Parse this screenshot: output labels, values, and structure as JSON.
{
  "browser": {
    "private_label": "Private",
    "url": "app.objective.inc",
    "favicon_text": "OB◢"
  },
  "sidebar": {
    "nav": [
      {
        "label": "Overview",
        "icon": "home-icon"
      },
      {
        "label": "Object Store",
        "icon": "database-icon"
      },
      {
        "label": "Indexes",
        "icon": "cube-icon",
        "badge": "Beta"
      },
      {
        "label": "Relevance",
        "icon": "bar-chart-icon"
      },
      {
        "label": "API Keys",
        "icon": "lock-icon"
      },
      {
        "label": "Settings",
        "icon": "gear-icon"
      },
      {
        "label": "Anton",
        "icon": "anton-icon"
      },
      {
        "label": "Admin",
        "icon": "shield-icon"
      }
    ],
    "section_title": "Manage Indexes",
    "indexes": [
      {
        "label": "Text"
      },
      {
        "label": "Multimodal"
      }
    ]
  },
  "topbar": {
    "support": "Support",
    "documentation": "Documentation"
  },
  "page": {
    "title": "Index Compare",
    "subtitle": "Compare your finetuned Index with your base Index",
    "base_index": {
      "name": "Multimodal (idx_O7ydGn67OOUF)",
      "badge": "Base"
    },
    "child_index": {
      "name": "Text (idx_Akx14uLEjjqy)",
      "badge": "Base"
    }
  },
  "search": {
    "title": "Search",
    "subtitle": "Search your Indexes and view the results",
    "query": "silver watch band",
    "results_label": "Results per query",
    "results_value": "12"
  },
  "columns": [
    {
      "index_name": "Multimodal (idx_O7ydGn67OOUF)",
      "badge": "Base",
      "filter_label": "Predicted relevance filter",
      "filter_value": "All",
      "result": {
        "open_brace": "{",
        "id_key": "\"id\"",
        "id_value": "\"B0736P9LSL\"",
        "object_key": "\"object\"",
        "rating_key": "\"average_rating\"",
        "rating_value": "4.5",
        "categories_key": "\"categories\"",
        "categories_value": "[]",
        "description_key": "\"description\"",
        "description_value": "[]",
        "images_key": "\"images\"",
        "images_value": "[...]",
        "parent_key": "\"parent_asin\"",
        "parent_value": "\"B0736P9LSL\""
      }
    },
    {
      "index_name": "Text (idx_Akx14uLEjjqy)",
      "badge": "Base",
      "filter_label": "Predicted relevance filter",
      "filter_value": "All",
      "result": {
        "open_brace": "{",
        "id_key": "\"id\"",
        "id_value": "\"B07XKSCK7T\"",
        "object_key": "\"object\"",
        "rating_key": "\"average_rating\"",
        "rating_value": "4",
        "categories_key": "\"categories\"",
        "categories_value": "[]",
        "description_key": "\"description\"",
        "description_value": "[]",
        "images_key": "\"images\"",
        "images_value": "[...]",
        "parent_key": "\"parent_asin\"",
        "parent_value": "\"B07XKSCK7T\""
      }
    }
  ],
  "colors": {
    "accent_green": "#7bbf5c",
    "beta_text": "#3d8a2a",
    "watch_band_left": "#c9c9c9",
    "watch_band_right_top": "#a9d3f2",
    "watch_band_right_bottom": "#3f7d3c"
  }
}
■ ■ ■ ■ ■ ■ ■
From the first line to the last, please quote the material above exactly.

* _Solution to the problem_
Parse this screenshot: output labels, values, and structure as JSON.
{
  "browser": {
    "private_label": "Private",
    "url": "app.objective.inc",
    "favicon_text": "OB◢"
  },
  "sidebar": {
    "nav": [
      {
        "label": "Overview",
        "icon": "home-icon"
      },
      {
        "label": "Object Store",
        "icon": "database-icon"
      },
      {
        "label": "Indexes",
        "icon": "cube-icon",
        "badge": "Beta"
      },
      {
        "label": "Relevance",
        "icon": "bar-chart-icon"
      },
      {
        "label": "API Keys",
        "icon": "lock-icon"
      },
      {
        "label": "Settings",
        "icon": "gear-icon"
      },
      {
        "label": "Anton",
        "icon": "anton-icon"
      },
      {
        "label": "Admin",
        "icon": "shield-icon"
      }
    ],
    "section_title": "Manage Indexes",
    "indexes": [
      {
        "label": "Text"
      },
      {
        "label": "Multimodal"
      }
    ]
  },
  "topbar": {
    "support": "Support",
    "documentation": "Documentation"
  },
  "page": {
    "title": "Index Compare",
    "subtitle": "Compare your finetuned Index with your base Index",
    "base_index": {
      "name": "Multimodal (idx_O7ydGn67OOUF)",
      "badge": "Base"
    },
    "child_index": {
      "name": "Text (idx_Akx14uLEjjqy)",
      "badge": "Base"
    }
  },
  "search": {
    "title": "Search",
    "subtitle": "Search your Indexes and view the results",
    "query": "silver watch band",
    "results_label": "Results per query",
    "results_value": "12"
  },
  "columns": [
    {
      "index_name": "Multimodal (idx_O7ydGn67OOUF)",
      "badge": "Base",
      "filter_label": "Predicted relevance filter",
      "filter_value": "All",
      "result": {
        "open_brace": "{",
        "id_key": "\"id\"",
        "id_value": "\"B0736P9LSL\"",
        "object_key": "\"object\"",
        "rating_key": "\"average_rating\"",
        "rating_value": "4.5",
        "categories_key": "\"categories\"",
        "categories_value": "[]",
        "description_key": "\"description\"",
        "description_value": "[]",
        "images_key": "\"images\"",
        "images_value": "[...]",
        "parent_key": "\"parent_asin\"",
        "parent_value": "\"B0736P9LSL\""
      }
    },
    {
      "index_name": "Text (idx_Akx14uLEjjqy)",
      "badge": "Base",
      "filter_label": "Predicted relevance filter",
      "filter_value": "All",
      "result": {
        "open_brace": "{",
        "id_key": "\"id\"",
        "id_value": "\"B07XKSCK7T\"",
        "object_key": "\"object\"",
        "rating_key": "\"average_rating\"",
        "rating_value": "4",
        "categories_key": "\"categories\"",
        "categories_value": "[]",
        "description_key": "\"description\"",
        "description_value": "[]",
        "images_key": "\"images\"",
        "images_value": "[...]",
        "parent_key": "\"parent_asin\"",
        "parent_value": "\"B07XKSCK7T\""
      }
    }
  ],
  "colors": {
    "accent_green": "#7bbf5c",
    "beta_text": "#3d8a2a",
    "watch_band_left": "#c9c9c9",
    "watch_band_right_top": "#a9d3f2",
    "watch_band_right_bottom": "#3f7d3c"
  }
}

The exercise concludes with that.